• **MATERIAL TO PROCESS**
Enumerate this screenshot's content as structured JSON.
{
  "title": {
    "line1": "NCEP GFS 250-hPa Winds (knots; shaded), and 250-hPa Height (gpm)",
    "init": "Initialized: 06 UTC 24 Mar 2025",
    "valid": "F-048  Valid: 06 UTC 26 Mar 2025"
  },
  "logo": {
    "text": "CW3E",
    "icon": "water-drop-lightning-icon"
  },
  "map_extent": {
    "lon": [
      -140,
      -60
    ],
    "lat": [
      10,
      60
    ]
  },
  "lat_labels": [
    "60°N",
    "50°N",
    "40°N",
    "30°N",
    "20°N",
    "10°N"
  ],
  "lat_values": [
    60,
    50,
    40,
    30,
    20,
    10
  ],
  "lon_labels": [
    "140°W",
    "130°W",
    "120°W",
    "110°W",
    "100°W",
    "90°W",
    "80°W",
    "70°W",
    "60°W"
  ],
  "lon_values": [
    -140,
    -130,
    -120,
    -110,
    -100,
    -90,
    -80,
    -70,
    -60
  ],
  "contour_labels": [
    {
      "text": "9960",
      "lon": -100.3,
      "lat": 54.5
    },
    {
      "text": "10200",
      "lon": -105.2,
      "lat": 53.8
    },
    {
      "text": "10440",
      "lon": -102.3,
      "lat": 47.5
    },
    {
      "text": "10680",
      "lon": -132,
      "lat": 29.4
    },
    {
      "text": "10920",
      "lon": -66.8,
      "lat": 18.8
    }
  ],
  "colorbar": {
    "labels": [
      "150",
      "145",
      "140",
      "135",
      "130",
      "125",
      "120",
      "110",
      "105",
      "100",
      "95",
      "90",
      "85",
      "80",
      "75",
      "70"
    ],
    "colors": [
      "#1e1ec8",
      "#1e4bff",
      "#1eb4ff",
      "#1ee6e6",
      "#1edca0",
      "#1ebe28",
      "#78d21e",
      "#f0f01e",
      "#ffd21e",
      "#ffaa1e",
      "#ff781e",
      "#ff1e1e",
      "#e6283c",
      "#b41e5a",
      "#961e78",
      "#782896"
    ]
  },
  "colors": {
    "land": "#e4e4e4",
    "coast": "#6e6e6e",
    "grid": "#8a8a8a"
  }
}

• **PROBLEM REQUIREMENTS**
In the entries above, locate every line with the word "text" and copy it.

• **THE RESPONSE**
    "text": "CW3E",
      "text": "9960",
      "text": "10200",
      "text": "10440",
      "text": "10680",
      "text": "10920",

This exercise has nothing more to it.